== WORK TO DO ==
Copy out all lines in the data below containing the string "soggetto".

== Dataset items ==
<<<<

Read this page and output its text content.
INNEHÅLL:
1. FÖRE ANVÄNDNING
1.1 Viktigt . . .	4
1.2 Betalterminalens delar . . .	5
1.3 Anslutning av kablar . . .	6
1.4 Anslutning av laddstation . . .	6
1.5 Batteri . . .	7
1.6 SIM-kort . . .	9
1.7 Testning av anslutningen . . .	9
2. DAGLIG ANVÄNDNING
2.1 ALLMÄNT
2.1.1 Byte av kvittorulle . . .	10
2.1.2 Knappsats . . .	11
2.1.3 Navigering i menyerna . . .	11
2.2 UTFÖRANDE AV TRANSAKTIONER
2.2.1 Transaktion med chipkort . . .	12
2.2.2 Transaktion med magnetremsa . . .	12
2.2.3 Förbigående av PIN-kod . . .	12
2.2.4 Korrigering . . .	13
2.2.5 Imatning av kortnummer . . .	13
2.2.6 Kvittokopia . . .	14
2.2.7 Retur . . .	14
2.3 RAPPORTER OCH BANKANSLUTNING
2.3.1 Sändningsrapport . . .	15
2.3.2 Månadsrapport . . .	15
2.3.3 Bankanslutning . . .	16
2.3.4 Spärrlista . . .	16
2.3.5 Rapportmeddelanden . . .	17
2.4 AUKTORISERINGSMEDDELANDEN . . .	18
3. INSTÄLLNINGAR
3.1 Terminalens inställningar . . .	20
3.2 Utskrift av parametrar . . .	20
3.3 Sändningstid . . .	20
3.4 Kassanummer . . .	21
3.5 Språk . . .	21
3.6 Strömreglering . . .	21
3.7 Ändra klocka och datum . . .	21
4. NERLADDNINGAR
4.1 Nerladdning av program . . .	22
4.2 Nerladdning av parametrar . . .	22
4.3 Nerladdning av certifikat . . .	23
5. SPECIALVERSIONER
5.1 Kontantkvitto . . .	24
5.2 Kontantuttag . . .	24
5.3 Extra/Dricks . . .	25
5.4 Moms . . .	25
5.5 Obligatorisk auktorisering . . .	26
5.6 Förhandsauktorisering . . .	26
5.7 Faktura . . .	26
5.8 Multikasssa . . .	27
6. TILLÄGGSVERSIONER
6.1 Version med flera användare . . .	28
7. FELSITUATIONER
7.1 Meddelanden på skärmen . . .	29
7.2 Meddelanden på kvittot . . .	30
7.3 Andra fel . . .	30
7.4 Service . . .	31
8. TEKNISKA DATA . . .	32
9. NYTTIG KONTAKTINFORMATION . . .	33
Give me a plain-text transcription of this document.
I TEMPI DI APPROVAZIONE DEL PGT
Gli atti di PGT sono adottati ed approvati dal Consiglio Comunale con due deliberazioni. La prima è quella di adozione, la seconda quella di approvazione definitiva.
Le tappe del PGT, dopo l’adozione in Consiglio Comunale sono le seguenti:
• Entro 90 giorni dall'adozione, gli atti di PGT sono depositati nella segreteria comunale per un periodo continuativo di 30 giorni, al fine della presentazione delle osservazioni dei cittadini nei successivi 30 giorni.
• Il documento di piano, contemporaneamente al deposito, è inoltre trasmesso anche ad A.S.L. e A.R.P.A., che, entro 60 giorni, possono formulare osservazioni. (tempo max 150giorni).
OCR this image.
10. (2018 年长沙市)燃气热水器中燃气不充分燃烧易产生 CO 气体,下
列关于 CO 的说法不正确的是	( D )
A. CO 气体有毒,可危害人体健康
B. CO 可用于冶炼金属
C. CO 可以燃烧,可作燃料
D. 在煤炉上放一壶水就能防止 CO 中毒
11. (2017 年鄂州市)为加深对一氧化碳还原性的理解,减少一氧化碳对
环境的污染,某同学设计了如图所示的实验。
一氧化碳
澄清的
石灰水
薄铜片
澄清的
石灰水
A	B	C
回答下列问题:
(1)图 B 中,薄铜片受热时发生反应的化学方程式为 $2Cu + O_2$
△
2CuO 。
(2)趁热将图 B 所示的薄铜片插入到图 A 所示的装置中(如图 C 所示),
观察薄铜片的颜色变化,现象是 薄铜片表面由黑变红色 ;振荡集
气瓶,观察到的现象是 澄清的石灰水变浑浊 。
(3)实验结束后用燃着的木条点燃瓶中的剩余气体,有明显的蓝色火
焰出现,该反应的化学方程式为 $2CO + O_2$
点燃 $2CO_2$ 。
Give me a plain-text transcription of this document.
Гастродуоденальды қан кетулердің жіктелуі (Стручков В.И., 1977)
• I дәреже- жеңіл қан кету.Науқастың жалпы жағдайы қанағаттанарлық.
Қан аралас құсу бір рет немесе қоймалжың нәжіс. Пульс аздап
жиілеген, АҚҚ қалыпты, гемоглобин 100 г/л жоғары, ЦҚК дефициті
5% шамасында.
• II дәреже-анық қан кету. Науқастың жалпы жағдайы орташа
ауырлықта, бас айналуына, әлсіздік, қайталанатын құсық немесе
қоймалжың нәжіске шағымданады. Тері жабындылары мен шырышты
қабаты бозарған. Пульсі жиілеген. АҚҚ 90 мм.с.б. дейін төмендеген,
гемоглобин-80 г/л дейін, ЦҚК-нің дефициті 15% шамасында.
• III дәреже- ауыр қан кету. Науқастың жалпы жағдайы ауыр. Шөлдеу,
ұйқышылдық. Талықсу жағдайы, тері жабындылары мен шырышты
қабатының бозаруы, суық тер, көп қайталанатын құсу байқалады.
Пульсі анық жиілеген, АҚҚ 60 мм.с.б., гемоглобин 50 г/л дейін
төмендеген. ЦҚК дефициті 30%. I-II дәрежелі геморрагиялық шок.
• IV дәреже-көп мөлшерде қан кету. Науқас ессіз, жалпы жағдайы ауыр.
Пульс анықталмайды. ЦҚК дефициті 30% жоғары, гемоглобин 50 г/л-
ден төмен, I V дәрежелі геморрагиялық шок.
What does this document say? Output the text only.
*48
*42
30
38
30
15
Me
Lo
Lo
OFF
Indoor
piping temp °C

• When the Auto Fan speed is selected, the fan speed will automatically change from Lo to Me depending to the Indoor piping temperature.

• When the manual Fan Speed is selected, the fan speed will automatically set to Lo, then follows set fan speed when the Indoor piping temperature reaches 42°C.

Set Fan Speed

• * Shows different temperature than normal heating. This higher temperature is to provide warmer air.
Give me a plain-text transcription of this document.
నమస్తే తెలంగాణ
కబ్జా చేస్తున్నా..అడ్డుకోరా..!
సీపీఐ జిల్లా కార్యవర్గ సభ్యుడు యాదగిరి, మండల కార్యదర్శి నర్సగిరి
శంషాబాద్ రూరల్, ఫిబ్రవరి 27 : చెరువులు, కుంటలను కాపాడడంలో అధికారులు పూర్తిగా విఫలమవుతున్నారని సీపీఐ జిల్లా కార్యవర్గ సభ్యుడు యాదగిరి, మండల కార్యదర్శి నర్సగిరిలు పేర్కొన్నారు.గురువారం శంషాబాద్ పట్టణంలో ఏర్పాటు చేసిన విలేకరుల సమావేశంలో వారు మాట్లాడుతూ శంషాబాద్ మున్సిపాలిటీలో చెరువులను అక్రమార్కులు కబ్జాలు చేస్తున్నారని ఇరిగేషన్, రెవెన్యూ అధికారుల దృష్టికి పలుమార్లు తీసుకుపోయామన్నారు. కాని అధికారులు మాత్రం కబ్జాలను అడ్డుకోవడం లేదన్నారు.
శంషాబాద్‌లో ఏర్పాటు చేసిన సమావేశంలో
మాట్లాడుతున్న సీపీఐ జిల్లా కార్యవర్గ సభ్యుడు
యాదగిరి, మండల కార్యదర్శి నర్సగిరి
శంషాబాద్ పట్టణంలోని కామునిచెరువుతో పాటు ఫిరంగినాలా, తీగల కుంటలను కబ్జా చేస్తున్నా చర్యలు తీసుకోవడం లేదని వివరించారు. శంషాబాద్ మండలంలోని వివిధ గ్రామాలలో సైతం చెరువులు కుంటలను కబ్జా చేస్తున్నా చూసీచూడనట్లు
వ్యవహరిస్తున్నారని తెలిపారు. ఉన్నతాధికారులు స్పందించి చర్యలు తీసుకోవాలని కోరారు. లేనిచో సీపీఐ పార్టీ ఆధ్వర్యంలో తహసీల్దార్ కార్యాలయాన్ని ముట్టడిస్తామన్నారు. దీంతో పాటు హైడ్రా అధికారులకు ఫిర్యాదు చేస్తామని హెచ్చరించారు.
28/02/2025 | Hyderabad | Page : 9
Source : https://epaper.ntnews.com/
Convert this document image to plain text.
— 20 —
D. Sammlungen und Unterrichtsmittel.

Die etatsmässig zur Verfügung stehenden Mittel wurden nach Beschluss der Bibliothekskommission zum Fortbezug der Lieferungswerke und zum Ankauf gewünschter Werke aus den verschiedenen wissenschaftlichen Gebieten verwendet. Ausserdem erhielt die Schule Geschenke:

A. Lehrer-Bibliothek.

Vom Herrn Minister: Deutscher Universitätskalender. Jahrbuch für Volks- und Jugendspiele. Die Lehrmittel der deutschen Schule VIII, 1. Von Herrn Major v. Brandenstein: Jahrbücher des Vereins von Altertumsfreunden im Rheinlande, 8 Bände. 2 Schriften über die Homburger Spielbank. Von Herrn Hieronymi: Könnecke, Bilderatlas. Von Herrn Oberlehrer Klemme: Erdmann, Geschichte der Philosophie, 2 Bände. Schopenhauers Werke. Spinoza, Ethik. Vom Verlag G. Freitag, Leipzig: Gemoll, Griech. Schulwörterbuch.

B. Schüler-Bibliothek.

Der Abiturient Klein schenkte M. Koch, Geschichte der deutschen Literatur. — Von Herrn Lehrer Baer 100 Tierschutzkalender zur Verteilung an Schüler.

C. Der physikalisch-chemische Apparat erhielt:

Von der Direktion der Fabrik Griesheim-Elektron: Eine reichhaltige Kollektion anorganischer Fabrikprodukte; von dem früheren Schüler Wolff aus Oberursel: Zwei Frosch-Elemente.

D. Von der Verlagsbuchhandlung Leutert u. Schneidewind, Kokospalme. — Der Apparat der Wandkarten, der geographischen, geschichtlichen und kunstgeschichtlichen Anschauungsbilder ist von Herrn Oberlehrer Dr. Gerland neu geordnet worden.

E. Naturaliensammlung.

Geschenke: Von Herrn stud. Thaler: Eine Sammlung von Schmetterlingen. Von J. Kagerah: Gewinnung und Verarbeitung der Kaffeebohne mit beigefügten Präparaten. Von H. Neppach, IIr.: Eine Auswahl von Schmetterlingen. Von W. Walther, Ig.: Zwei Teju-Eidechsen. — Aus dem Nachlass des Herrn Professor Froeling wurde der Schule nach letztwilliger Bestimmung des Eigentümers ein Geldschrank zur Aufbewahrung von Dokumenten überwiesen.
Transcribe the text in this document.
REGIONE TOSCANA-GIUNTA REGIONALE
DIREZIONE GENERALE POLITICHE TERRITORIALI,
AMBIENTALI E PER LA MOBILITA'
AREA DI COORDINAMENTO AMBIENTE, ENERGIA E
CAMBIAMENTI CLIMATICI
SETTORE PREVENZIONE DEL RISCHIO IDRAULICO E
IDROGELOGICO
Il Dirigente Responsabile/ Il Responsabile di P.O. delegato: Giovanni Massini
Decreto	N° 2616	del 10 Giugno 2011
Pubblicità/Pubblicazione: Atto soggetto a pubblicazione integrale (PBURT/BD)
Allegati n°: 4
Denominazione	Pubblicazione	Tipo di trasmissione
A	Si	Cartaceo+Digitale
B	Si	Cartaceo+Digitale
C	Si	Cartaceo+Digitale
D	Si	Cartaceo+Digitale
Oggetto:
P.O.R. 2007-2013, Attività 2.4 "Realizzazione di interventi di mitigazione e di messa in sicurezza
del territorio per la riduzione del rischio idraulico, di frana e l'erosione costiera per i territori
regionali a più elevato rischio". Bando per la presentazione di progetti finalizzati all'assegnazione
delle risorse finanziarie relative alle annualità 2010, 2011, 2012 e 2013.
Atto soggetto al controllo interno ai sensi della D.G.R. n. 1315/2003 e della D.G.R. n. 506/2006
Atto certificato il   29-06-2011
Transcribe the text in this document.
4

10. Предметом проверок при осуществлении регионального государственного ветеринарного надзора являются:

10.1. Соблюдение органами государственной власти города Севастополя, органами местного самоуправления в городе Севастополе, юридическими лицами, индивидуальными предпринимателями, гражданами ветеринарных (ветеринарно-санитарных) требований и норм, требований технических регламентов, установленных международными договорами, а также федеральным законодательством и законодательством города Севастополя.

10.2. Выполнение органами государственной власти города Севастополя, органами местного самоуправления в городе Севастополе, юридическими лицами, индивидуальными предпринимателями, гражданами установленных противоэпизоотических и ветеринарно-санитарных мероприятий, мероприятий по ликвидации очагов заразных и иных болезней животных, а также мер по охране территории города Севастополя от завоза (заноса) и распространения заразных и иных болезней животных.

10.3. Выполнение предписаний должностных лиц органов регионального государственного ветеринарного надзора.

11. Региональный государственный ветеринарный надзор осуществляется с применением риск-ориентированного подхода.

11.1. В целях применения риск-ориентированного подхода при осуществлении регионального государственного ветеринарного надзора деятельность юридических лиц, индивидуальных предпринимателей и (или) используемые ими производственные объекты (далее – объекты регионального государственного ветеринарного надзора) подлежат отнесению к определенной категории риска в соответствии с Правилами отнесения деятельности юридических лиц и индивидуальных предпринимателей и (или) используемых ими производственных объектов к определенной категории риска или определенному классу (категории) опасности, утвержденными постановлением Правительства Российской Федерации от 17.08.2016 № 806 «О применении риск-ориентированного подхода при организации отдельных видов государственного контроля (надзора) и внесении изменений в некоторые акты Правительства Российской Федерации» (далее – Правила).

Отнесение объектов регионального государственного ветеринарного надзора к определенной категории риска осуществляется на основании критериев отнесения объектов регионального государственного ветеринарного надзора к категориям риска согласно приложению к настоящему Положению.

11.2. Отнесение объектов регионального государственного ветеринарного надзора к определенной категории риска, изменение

>>>>

== RESULT OF THIS EXERCISE ==
Pubblicità/Pubblicazione: Atto soggetto a pubblicazione integrale (PBURT/BD)
Atto soggetto al controllo interno ai sensi della D.G.R. n. 1315/2003 e della D.G.R. n. 506/2006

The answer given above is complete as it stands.